= EXERCISE REQUIREMENTS =
Go through the material and pull out every line with the string "Libett" in it.

>>>>

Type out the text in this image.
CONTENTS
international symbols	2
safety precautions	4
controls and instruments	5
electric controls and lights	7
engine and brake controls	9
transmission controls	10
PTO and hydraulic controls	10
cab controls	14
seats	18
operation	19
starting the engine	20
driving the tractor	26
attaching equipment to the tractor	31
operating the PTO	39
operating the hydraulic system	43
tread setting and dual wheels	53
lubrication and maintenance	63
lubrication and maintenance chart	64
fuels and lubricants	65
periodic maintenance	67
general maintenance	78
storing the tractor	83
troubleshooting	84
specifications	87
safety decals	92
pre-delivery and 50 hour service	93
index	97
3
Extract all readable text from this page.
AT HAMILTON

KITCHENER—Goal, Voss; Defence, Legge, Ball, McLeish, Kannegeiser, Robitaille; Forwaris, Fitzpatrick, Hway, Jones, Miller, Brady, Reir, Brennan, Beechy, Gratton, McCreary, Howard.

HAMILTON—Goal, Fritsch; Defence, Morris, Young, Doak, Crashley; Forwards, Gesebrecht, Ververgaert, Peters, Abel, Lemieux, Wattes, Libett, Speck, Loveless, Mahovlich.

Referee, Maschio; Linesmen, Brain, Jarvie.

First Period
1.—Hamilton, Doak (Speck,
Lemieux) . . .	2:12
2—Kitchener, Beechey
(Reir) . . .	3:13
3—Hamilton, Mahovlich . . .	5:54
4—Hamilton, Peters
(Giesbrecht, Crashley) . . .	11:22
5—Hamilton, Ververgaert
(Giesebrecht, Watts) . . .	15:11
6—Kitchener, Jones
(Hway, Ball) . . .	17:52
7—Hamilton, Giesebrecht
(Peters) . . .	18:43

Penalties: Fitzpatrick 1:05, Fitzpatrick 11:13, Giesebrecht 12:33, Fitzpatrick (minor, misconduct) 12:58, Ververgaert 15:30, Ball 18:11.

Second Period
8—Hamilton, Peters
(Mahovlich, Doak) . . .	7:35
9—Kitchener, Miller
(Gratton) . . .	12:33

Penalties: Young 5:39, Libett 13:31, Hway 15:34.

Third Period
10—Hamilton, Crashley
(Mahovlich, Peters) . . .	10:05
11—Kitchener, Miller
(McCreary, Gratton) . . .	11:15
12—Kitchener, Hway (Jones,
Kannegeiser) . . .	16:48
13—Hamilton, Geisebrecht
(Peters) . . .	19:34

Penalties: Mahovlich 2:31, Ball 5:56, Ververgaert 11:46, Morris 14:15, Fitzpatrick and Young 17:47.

<<<<
>>>>

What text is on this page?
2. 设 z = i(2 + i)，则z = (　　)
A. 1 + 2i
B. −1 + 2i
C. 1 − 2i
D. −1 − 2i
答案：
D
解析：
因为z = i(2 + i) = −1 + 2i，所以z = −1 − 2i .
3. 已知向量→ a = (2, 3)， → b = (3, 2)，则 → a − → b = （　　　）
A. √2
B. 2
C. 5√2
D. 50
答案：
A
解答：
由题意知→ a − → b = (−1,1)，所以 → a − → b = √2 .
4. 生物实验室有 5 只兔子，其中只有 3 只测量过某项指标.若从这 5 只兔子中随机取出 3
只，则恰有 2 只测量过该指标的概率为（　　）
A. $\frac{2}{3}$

<<<<

= SOLUTION BELOW =
HAMILTON—Goal, Fritsch; Defence, Morris, Young, Doak, Crashley; Forwards, Gesebrecht, Ververgaert, Peters, Abel, Lemieux, Wattes, Libett, Speck, Loveless, Mahovlich.
Penalties: Young 5:39, Libett 13:31, Hway 15:34.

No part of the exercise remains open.